__EXERCISE GOAL__:
From the records below, pull each line that has "raccordement".

Start

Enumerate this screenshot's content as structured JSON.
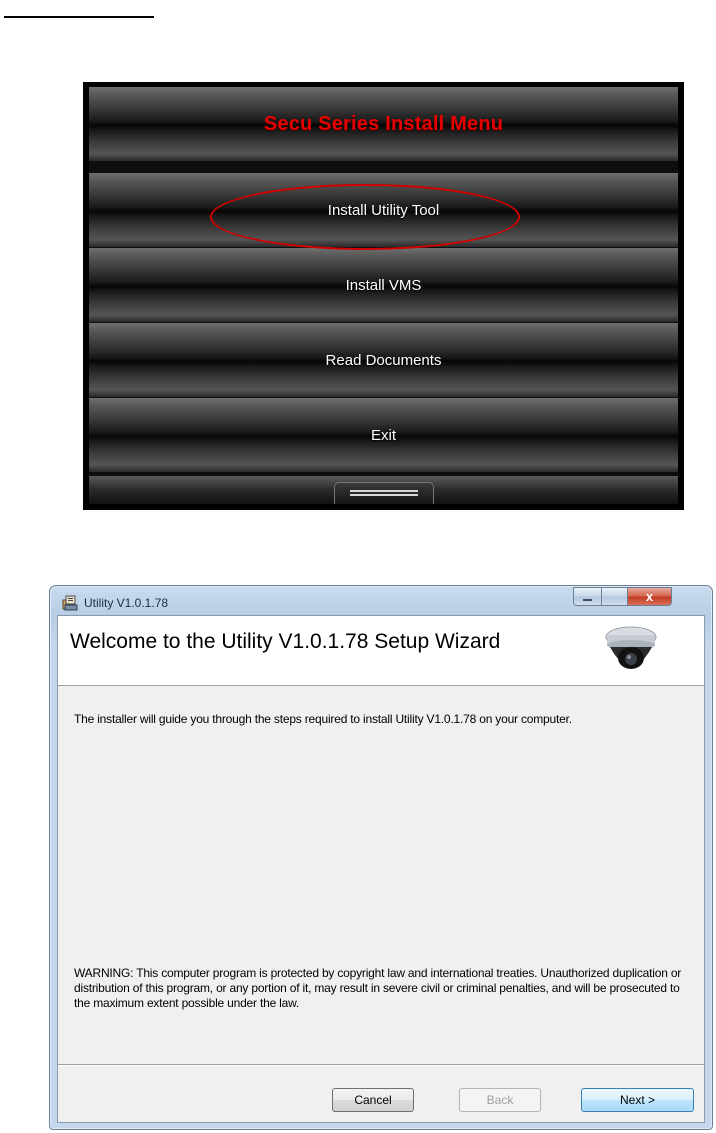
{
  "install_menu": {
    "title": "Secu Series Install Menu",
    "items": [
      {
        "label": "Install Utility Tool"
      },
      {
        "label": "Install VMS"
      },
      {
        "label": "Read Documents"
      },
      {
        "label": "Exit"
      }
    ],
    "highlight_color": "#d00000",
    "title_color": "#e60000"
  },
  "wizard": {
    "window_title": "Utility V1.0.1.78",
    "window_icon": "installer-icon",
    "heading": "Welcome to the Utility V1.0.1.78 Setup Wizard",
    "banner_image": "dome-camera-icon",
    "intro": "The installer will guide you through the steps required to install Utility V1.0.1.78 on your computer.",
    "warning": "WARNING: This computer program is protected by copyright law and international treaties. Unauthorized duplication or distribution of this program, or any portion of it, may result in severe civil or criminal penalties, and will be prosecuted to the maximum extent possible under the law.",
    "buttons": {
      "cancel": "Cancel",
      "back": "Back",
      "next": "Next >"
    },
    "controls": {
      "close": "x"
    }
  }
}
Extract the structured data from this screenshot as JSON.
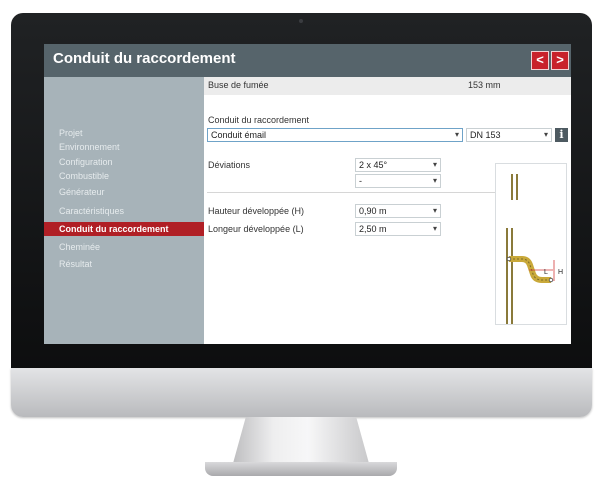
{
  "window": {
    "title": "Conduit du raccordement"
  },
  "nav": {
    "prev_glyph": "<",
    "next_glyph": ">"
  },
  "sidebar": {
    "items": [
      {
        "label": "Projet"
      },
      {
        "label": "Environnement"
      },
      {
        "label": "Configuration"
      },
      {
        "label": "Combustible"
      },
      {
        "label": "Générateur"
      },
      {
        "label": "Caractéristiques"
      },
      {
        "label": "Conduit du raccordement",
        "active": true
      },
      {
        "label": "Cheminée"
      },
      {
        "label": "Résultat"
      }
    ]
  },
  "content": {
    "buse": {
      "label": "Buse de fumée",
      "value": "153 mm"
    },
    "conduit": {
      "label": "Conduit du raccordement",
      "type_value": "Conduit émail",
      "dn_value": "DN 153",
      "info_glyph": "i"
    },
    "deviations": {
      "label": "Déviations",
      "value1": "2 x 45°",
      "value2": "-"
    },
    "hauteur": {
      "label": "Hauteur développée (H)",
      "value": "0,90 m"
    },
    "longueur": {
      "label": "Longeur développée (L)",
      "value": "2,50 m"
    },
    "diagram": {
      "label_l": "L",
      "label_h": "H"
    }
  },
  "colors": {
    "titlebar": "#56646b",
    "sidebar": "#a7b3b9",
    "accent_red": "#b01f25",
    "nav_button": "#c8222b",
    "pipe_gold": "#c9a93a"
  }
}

End

__SOLVED PROBLEM__:
    "title": "Conduit du raccordement"
        "label": "Conduit du raccordement",
      "label": "Conduit du raccordement",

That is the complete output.